• [BRIEF] Work out how many lines of the records hold the string "Consoles", and reply with that number alone.

• [EXERCISE MATERIAL]
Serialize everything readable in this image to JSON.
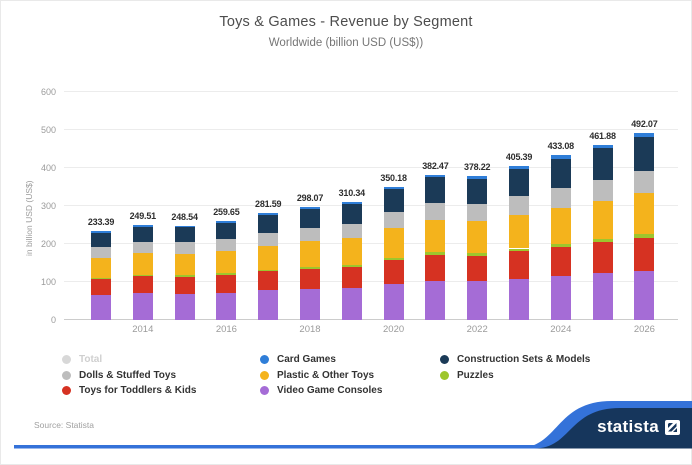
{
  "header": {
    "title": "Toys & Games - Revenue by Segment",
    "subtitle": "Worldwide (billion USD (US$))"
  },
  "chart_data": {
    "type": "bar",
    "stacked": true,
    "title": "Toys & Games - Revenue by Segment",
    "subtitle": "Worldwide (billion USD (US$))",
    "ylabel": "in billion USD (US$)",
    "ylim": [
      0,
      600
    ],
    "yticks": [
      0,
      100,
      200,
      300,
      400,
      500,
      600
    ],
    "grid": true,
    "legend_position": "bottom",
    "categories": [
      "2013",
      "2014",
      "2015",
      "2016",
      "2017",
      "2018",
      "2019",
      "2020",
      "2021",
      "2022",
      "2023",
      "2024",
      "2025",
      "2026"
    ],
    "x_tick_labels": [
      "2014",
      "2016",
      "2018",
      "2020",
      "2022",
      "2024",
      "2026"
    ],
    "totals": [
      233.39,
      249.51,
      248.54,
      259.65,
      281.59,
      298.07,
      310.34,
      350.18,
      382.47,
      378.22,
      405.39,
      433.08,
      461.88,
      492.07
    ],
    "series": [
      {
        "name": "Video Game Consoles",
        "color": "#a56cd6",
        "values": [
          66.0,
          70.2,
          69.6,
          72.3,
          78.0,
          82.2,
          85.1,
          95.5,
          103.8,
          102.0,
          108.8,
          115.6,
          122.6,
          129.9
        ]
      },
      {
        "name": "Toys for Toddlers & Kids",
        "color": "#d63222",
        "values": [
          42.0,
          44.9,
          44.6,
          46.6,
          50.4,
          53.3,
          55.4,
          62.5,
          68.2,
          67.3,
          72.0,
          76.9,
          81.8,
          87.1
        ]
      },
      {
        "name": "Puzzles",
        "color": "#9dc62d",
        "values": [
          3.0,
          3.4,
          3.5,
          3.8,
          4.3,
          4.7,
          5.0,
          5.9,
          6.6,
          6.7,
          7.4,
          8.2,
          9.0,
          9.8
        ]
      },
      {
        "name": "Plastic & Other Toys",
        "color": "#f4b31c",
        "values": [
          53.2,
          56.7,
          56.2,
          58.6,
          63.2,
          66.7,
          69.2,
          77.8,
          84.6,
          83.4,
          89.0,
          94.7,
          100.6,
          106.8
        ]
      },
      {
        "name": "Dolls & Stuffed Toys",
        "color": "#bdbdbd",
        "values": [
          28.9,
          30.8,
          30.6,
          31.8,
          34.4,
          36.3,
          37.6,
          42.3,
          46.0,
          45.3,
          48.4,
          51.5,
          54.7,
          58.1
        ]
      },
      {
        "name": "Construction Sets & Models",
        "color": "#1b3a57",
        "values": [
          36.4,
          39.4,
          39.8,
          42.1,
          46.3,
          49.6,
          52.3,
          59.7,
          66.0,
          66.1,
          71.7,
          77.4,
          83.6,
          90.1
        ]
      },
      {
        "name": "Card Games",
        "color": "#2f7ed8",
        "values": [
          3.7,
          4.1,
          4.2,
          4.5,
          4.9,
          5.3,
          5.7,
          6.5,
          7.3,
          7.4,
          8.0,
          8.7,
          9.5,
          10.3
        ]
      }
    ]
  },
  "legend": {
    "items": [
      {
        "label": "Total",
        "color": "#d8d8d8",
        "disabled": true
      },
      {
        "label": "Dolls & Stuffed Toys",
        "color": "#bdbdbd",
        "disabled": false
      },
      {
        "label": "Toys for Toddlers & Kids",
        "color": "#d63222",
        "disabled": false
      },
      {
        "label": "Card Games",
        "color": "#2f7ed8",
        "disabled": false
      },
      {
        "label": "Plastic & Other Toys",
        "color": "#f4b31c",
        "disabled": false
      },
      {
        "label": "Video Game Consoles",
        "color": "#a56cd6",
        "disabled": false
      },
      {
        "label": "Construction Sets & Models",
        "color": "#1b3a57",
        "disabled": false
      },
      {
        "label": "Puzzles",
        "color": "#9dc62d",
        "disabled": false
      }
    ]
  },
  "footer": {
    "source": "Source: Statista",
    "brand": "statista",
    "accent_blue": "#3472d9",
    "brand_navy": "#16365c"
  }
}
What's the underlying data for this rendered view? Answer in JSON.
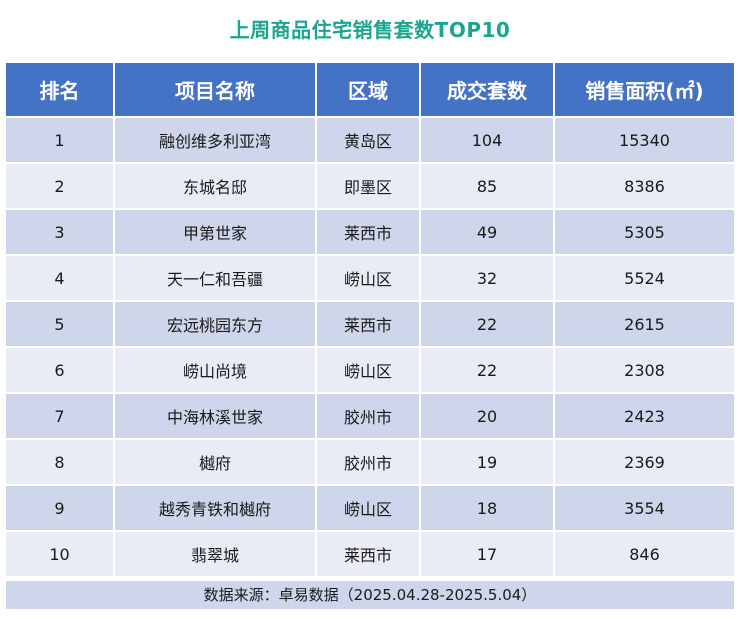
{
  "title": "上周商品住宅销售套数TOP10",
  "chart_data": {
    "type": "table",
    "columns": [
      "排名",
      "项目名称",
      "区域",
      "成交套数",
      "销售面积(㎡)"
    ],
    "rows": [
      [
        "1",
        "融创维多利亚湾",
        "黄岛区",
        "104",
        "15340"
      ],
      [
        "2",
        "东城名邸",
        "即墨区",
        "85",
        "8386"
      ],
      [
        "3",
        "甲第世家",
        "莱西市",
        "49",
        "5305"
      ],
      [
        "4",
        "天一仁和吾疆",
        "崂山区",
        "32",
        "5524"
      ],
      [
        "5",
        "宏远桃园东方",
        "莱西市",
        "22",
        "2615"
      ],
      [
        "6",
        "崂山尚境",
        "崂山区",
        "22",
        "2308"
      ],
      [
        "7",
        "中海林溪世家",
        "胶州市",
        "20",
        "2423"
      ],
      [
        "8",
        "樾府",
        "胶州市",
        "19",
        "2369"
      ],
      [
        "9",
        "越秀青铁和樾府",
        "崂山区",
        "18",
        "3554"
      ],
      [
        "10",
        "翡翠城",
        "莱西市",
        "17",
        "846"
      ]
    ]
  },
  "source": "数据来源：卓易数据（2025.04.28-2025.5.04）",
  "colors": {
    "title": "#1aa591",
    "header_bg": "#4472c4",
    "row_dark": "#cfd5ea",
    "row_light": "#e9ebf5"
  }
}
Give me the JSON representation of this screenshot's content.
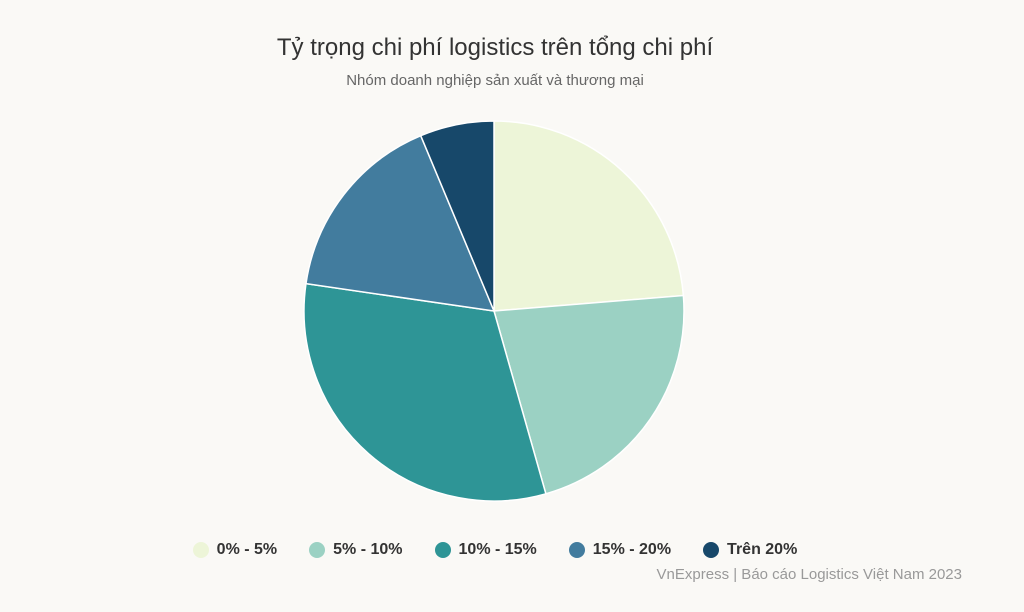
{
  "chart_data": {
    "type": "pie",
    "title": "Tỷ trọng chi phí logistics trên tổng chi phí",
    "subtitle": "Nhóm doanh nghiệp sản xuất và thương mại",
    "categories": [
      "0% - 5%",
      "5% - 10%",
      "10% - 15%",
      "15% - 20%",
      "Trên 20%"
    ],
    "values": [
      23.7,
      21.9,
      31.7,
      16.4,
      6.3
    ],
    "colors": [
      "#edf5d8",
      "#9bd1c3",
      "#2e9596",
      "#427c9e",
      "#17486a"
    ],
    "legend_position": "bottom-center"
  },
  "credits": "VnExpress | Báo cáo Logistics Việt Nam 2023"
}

• [IN RESPONSE] 2